What the exercise asks: Give the material once more, word for word, without any images.
==== Dataset rows
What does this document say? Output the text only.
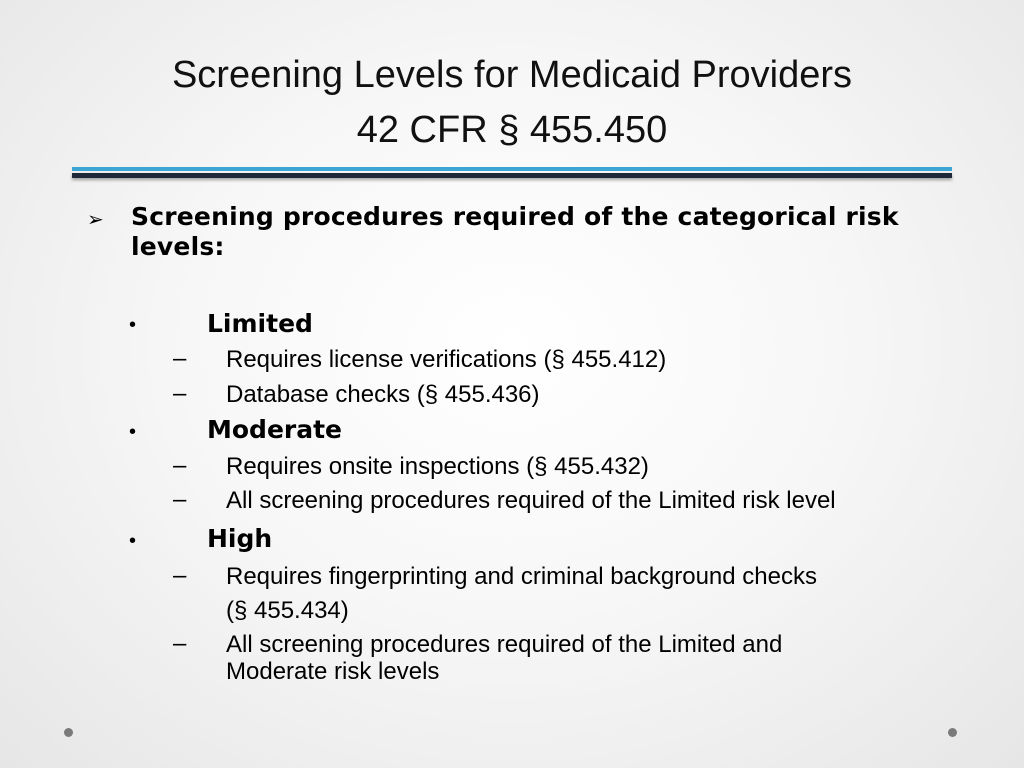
Screening Levels for Medicaid Providers
42 CFR § 455.450
➢ Screening procedures required of the categorical risk levels:
•	Limited
– Requires license verifications (§ 455.412)
– Database checks (§ 455.436)
•	Moderate
– Requires onsite inspections (§ 455.432)
– All screening procedures required of the Limited risk level
•	High
– Requires fingerprinting and criminal background checks
(§ 455.434)
– All screening procedures required of the Limited and
Moderate risk levels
========
Worked solution:
What does this document say? Output the text only.
Screening Levels for Medicaid Providers
42 CFR § 455.450
➢ Screening procedures required of the categorical risk levels:
•	Limited
– Requires license verifications (§ 455.412)
– Database checks (§ 455.436)
•	Moderate
– Requires onsite inspections (§ 455.432)
– All screening procedures required of the Limited risk level
•	High
– Requires fingerprinting and criminal background checks
(§ 455.434)
– All screening procedures required of the Limited and
Moderate risk levels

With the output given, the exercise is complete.